Instructions to follow >> Copy out all the records exactly.

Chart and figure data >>
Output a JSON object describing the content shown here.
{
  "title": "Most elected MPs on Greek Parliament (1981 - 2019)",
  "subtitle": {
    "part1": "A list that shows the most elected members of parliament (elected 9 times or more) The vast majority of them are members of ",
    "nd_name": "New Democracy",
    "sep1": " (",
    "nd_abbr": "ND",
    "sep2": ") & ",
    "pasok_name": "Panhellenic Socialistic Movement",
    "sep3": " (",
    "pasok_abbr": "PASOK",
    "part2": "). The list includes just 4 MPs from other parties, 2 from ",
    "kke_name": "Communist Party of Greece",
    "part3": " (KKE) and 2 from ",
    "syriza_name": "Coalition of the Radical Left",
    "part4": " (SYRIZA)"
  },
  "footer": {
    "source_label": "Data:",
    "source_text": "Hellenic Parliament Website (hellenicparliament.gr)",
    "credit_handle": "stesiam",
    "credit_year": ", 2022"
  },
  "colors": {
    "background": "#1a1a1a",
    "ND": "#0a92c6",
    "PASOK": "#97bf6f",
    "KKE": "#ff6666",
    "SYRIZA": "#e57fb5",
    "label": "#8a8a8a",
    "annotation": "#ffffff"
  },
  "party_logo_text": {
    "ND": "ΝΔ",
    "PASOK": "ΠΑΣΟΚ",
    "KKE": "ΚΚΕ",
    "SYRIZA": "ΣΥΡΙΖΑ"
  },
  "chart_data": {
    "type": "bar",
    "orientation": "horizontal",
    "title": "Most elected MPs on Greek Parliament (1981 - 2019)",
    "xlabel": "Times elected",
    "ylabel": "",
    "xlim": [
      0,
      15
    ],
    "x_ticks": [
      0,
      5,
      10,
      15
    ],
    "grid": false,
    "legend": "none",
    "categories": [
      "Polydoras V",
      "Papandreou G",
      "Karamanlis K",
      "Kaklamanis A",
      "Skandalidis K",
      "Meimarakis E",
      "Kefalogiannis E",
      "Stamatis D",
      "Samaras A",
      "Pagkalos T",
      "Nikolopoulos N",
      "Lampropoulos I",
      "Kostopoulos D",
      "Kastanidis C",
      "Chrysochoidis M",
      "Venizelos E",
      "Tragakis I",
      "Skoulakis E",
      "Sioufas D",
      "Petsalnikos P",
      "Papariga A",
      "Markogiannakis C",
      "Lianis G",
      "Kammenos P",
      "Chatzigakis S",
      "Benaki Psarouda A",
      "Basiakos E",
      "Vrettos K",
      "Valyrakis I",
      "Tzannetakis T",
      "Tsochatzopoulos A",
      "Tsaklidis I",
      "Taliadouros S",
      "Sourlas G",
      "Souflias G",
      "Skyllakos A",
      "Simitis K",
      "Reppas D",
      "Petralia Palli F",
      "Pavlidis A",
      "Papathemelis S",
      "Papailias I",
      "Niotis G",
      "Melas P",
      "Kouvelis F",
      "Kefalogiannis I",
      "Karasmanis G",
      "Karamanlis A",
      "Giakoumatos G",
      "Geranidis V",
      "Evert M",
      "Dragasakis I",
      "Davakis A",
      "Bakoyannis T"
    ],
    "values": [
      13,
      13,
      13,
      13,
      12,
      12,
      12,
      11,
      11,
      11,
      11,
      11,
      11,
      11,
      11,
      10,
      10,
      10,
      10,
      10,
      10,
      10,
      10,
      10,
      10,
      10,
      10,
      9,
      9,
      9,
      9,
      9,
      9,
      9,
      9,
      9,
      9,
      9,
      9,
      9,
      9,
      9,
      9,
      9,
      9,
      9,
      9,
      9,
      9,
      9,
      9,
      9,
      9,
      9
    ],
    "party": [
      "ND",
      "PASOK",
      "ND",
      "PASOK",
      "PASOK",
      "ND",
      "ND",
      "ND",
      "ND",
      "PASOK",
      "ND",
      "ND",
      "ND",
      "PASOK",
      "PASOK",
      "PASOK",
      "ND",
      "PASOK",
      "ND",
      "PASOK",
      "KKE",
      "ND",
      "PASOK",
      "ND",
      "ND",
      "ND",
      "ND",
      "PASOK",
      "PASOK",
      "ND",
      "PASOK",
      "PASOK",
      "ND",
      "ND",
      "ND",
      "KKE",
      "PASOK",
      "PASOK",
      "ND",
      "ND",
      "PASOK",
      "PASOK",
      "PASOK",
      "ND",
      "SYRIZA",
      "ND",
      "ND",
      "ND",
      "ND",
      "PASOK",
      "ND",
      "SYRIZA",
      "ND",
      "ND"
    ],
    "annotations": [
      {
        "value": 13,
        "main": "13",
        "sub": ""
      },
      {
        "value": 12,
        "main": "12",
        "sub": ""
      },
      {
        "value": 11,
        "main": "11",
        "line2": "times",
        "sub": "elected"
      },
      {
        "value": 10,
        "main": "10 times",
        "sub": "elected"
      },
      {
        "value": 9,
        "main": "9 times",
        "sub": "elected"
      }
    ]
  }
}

Solution >>
Output a JSON object describing the content shown here.
{
  "title": "Most elected MPs on Greek Parliament (1981 - 2019)",
  "subtitle": {
    "part1": "A list that shows the most elected members of parliament (elected 9 times or more) The vast majority of them are members of ",
    "nd_name": "New Democracy",
    "sep1": " (",
    "nd_abbr": "ND",
    "sep2": ") & ",
    "pasok_name": "Panhellenic Socialistic Movement",
    "sep3": " (",
    "pasok_abbr": "PASOK",
    "part2": "). The list includes just 4 MPs from other parties, 2 from ",
    "kke_name": "Communist Party of Greece",
    "part3": " (KKE) and 2 from ",
    "syriza_name": "Coalition of the Radical Left",
    "part4": " (SYRIZA)"
  },
  "footer": {
    "source_label": "Data:",
    "source_text": "Hellenic Parliament Website (hellenicparliament.gr)",
    "credit_handle": "stesiam",
    "credit_year": ", 2022"
  },
  "colors": {
    "background": "#1a1a1a",
    "ND": "#0a92c6",
    "PASOK": "#97bf6f",
    "KKE": "#ff6666",
    "SYRIZA": "#e57fb5",
    "label": "#8a8a8a",
    "annotation": "#ffffff"
  },
  "party_logo_text": {
    "ND": "ΝΔ",
    "PASOK": "ΠΑΣΟΚ",
    "KKE": "ΚΚΕ",
    "SYRIZA": "ΣΥΡΙΖΑ"
  },
  "chart_data": {
    "type": "bar",
    "orientation": "horizontal",
    "title": "Most elected MPs on Greek Parliament (1981 - 2019)",
    "xlabel": "Times elected",
    "ylabel": "",
    "xlim": [
      0,
      15
    ],
    "x_ticks": [
      0,
      5,
      10,
      15
    ],
    "grid": false,
    "legend": "none",
    "categories": [
      "Polydoras V",
      "Papandreou G",
      "Karamanlis K",
      "Kaklamanis A",
      "Skandalidis K",
      "Meimarakis E",
      "Kefalogiannis E",
      "Stamatis D",
      "Samaras A",
      "Pagkalos T",
      "Nikolopoulos N",
      "Lampropoulos I",
      "Kostopoulos D",
      "Kastanidis C",
      "Chrysochoidis M",
      "Venizelos E",
      "Tragakis I",
      "Skoulakis E",
      "Sioufas D",
      "Petsalnikos P",
      "Papariga A",
      "Markogiannakis C",
      "Lianis G",
      "Kammenos P",
      "Chatzigakis S",
      "Benaki Psarouda A",
      "Basiakos E",
      "Vrettos K",
      "Valyrakis I",
      "Tzannetakis T",
      "Tsochatzopoulos A",
      "Tsaklidis I",
      "Taliadouros S",
      "Sourlas G",
      "Souflias G",
      "Skyllakos A",
      "Simitis K",
      "Reppas D",
      "Petralia Palli F",
      "Pavlidis A",
      "Papathemelis S",
      "Papailias I",
      "Niotis G",
      "Melas P",
      "Kouvelis F",
      "Kefalogiannis I",
      "Karasmanis G",
      "Karamanlis A",
      "Giakoumatos G",
      "Geranidis V",
      "Evert M",
      "Dragasakis I",
      "Davakis A",
      "Bakoyannis T"
    ],
    "values": [
      13,
      13,
      13,
      13,
      12,
      12,
      12,
      11,
      11,
      11,
      11,
      11,
      11,
      11,
      11,
      10,
      10,
      10,
      10,
      10,
      10,
      10,
      10,
      10,
      10,
      10,
      10,
      9,
      9,
      9,
      9,
      9,
      9,
      9,
      9,
      9,
      9,
      9,
      9,
      9,
      9,
      9,
      9,
      9,
      9,
      9,
      9,
      9,
      9,
      9,
      9,
      9,
      9,
      9
    ],
    "party": [
      "ND",
      "PASOK",
      "ND",
      "PASOK",
      "PASOK",
      "ND",
      "ND",
      "ND",
      "ND",
      "PASOK",
      "ND",
      "ND",
      "ND",
      "PASOK",
      "PASOK",
      "PASOK",
      "ND",
      "PASOK",
      "ND",
      "PASOK",
      "KKE",
      "ND",
      "PASOK",
      "ND",
      "ND",
      "ND",
      "ND",
      "PASOK",
      "PASOK",
      "ND",
      "PASOK",
      "PASOK",
      "ND",
      "ND",
      "ND",
      "KKE",
      "PASOK",
      "PASOK",
      "ND",
      "ND",
      "PASOK",
      "PASOK",
      "PASOK",
      "ND",
      "SYRIZA",
      "ND",
      "ND",
      "ND",
      "ND",
      "PASOK",
      "ND",
      "SYRIZA",
      "ND",
      "ND"
    ],
    "annotations": [
      {
        "value": 13,
        "main": "13",
        "sub": ""
      },
      {
        "value": 12,
        "main": "12",
        "sub": ""
      },
      {
        "value": 11,
        "main": "11",
        "line2": "times",
        "sub": "elected"
      },
      {
        "value": 10,
        "main": "10 times",
        "sub": "elected"
      },
      {
        "value": 9,
        "main": "9 times",
        "sub": "elected"
      }
    ]
  }
}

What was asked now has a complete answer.